▶ **Layout dataset entries**:
START

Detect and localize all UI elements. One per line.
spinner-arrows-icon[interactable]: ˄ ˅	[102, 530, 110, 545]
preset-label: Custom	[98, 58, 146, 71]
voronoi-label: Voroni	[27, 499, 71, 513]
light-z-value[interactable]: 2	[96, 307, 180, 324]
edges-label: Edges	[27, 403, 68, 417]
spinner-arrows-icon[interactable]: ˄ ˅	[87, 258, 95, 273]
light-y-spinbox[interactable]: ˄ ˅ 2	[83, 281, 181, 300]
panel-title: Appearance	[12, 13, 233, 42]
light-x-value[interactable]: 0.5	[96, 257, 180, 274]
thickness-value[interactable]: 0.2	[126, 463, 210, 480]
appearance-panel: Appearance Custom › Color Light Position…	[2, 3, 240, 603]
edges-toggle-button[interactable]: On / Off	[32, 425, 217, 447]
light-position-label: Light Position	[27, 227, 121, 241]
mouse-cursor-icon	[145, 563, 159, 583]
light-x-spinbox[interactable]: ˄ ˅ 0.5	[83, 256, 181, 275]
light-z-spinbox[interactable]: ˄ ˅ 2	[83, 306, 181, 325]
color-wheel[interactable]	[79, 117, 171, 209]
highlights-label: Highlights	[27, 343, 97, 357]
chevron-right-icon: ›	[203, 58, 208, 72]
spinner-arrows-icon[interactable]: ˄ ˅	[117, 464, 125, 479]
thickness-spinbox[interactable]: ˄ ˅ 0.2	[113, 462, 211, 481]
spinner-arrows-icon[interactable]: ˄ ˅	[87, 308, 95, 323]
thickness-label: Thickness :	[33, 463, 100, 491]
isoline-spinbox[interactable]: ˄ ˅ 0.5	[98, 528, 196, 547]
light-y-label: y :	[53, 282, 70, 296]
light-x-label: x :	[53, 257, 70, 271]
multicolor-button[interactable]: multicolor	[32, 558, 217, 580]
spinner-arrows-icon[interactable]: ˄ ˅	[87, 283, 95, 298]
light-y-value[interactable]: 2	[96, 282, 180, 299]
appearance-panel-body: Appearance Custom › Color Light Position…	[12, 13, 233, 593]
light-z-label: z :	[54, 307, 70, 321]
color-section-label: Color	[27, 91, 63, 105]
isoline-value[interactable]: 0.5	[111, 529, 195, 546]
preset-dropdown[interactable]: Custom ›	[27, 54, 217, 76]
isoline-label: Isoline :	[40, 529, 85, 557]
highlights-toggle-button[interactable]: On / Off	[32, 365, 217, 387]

END
START

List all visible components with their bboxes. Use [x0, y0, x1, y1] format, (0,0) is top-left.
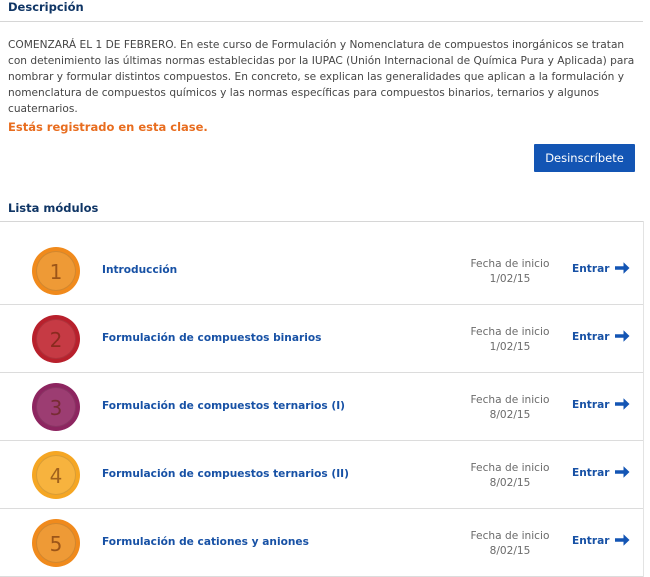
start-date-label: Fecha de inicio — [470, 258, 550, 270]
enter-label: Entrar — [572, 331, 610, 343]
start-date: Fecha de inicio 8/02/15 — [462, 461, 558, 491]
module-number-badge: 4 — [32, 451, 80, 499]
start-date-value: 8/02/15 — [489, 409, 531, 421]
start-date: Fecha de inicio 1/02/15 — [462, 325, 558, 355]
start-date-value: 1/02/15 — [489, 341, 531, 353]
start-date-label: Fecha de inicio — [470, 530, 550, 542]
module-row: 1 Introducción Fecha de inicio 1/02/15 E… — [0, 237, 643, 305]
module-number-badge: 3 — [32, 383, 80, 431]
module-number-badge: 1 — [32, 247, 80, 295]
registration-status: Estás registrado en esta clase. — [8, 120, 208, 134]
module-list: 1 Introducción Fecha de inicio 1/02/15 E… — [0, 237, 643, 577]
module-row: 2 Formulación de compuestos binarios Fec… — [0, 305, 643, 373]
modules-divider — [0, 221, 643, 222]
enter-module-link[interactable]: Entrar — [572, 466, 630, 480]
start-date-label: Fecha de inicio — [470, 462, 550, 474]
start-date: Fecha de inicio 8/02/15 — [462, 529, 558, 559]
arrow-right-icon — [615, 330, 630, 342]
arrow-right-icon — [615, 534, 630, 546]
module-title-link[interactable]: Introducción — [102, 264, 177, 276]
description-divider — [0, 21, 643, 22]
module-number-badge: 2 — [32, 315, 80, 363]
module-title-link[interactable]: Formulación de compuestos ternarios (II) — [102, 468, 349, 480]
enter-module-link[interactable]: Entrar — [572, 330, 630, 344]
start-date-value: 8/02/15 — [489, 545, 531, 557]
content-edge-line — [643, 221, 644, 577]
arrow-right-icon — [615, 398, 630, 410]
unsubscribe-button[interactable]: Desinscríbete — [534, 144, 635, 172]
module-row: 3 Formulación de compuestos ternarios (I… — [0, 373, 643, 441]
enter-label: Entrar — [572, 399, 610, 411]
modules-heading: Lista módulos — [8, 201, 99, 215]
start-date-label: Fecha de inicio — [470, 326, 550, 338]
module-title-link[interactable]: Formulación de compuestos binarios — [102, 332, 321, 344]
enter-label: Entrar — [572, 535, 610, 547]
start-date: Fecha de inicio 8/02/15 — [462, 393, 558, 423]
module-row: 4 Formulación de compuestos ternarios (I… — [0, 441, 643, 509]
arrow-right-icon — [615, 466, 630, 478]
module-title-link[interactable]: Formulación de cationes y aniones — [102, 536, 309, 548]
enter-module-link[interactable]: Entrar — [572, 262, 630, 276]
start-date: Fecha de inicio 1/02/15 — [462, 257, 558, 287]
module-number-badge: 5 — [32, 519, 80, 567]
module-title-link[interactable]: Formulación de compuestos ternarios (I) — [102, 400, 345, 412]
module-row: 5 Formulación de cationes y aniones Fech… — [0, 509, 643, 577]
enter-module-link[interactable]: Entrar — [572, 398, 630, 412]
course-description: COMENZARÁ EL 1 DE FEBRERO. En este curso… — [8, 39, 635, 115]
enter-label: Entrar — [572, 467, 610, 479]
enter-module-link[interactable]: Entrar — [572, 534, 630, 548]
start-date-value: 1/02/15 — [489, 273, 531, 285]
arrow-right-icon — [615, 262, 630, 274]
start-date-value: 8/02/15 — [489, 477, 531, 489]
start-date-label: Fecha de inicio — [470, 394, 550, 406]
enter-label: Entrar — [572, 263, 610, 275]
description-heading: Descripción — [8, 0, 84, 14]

END
START

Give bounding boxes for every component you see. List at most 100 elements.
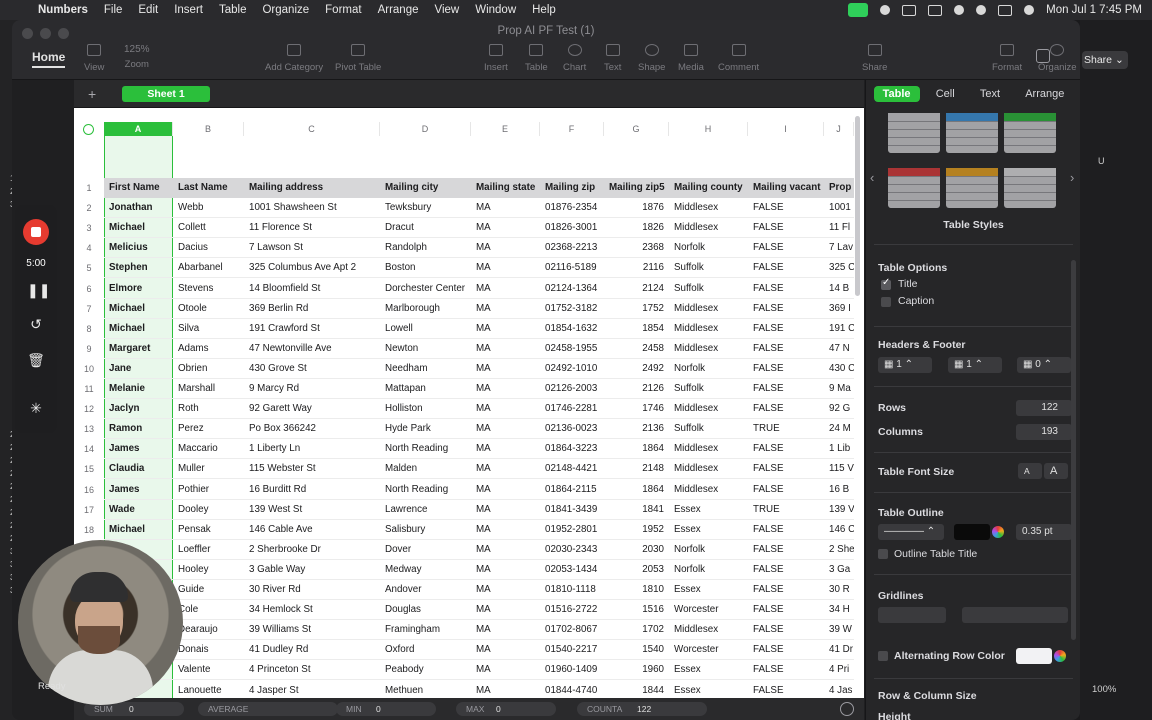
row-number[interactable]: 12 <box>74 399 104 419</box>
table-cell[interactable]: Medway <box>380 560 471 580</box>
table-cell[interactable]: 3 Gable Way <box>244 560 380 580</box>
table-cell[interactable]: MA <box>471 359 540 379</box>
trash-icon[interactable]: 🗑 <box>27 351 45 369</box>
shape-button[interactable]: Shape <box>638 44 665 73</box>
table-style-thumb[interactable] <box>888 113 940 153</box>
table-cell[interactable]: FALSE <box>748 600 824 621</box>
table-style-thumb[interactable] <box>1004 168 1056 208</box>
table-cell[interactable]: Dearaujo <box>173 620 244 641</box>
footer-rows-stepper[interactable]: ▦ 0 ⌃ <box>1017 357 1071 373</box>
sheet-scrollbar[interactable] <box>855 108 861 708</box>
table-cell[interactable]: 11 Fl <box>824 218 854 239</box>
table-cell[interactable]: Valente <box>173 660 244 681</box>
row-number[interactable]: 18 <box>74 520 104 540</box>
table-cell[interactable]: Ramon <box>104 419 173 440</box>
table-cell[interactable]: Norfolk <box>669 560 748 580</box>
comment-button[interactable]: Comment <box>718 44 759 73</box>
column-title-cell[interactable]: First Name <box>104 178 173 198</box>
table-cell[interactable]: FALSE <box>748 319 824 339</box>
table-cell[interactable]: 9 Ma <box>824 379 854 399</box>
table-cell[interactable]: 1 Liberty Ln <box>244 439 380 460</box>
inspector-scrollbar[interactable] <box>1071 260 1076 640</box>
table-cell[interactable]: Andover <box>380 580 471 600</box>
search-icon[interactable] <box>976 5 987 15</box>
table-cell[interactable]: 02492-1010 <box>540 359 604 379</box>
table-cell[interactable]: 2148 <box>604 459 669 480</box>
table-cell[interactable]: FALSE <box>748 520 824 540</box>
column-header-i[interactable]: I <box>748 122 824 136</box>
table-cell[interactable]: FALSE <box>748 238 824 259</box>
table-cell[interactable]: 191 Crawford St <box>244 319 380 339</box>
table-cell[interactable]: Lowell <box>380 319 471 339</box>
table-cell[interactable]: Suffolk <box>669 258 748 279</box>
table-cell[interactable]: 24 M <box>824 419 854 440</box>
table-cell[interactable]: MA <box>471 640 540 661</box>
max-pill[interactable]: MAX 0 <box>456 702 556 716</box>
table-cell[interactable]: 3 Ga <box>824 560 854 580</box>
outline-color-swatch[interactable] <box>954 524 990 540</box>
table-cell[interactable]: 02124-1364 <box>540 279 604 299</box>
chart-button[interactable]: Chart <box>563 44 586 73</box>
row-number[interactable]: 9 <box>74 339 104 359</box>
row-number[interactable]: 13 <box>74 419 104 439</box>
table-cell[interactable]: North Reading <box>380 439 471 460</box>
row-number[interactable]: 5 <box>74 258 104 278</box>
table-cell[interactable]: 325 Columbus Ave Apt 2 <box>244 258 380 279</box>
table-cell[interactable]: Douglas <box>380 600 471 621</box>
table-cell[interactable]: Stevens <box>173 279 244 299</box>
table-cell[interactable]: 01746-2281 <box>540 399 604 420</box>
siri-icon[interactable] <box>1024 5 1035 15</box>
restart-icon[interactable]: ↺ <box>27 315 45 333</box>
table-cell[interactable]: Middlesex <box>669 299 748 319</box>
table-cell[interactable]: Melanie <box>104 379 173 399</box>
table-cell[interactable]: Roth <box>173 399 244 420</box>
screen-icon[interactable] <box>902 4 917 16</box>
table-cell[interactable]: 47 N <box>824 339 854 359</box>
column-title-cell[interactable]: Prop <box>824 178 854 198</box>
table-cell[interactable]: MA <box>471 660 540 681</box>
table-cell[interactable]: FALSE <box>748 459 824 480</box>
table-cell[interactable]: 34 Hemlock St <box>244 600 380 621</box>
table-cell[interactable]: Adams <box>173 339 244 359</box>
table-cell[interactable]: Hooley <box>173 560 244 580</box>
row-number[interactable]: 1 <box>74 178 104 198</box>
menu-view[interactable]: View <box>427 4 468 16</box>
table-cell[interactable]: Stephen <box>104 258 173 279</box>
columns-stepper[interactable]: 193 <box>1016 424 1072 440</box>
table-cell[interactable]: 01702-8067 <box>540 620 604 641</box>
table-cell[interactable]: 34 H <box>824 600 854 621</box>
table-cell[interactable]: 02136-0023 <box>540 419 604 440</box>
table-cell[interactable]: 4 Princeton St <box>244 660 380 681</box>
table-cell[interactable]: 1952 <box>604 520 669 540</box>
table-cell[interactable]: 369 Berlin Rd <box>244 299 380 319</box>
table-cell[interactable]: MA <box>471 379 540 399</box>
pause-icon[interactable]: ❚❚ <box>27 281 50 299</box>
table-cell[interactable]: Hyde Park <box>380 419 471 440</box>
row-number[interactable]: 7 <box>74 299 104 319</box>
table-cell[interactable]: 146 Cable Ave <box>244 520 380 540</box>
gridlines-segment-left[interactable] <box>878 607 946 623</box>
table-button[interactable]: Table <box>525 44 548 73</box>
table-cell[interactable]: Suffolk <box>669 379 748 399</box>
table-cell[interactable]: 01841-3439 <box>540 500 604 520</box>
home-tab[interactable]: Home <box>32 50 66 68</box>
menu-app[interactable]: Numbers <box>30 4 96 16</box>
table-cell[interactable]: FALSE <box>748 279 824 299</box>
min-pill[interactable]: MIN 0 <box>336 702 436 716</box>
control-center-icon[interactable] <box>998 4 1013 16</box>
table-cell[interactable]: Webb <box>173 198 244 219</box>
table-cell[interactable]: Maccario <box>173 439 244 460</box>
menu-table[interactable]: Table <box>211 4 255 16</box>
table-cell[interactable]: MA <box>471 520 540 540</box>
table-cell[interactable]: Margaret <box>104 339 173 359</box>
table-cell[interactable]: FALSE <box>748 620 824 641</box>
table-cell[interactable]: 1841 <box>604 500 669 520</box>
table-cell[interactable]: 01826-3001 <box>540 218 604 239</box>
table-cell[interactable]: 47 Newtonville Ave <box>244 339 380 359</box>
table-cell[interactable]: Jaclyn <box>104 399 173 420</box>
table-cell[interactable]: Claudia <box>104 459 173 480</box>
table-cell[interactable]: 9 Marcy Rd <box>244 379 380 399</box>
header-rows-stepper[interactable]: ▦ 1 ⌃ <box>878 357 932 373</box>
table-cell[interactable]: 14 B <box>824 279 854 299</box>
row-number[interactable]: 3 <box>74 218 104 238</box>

END

▶ **PROBLEM DETAILS**: Output the stretch from the line that contains "Detect and localize" through the line that contains "529, 195, 546]" in the records above as a JSON list of strings, one string per line, omitting blank lines.

▶ **WRITTEN ANSWER**:
[
  "Detect and localize all UI elements. One per line.",
  "spinner-arrows-icon[interactable]: ˄ ˅\t[102, 530, 110, 545]",
  "preset-label: Custom\t[98, 58, 146, 71]",
  "voronoi-label: Voroni\t[27, 499, 71, 513]",
  "light-z-value[interactable]: 2\t[96, 307, 180, 324]",
  "edges-label: Edges\t[27, 403, 68, 417]",
  "spinner-arrows-icon[interactable]: ˄ ˅\t[87, 258, 95, 273]",
  "light-y-spinbox[interactable]: ˄ ˅ 2\t[83, 281, 181, 300]",
  "panel-title: Appearance\t[12, 13, 233, 42]",
  "light-x-value[interactable]: 0.5\t[96, 257, 180, 274]",
  "thickness-value[interactable]: 0.2\t[126, 463, 210, 480]",
  "appearance-panel: Appearance Custom › Color Light Position…\t[2, 3, 240, 603]",
  "edges-toggle-button[interactable]: On / Off\t[32, 425, 217, 447]",
  "light-position-label: Light Position\t[27, 227, 121, 241]",
  "mouse-cursor-icon\t[145, 563, 159, 583]",
  "light-x-spinbox[interactable]: ˄ ˅ 0.5\t[83, 256, 181, 275]",
  "light-z-spinbox[interactable]: ˄ ˅ 2\t[83, 306, 181, 325]",
  "color-wheel[interactable]\t[79, 117, 171, 209]",
  "highlights-label: Highlights\t[27, 343, 97, 357]",
  "chevron-right-icon: ›\t[203, 58, 208, 72]",
  "spinner-arrows-icon[interactable]: ˄ ˅\t[117, 464, 125, 479]",
  "thickness-spinbox[interactable]: ˄ ˅ 0.2\t[113, 462, 211, 481]",
  "spinner-arrows-icon[interactable]: ˄ ˅\t[87, 308, 95, 323]",
  "thickness-label: Thickness :\t[33, 463, 100, 491]",
  "isoline-spinbox[interactable]: ˄ ˅ 0.5\t[98, 528, 196, 547]",
  "light-y-label: y :\t[53, 282, 70, 296]",
  "light-x-label: x :\t[53, 257, 70, 271]",
  "multicolor-button[interactable]: multicolor\t[32, 558, 217, 580]",
  "spinner-arrows-icon[interactable]: ˄ ˅\t[87, 283, 95, 298]",
  "light-y-value[interactable]: 2\t[96, 282, 180, 299]",
  "appearance-panel-body: Appearance Custom › Color Light Position…\t[12, 13, 233, 593]",
  "light-z-label: z :\t[54, 307, 70, 321]",
  "color-section-label: Color\t[27, 91, 63, 105]",
  "isoline-value[interactable]: 0.5\t[111, 529, 195, 546]"
]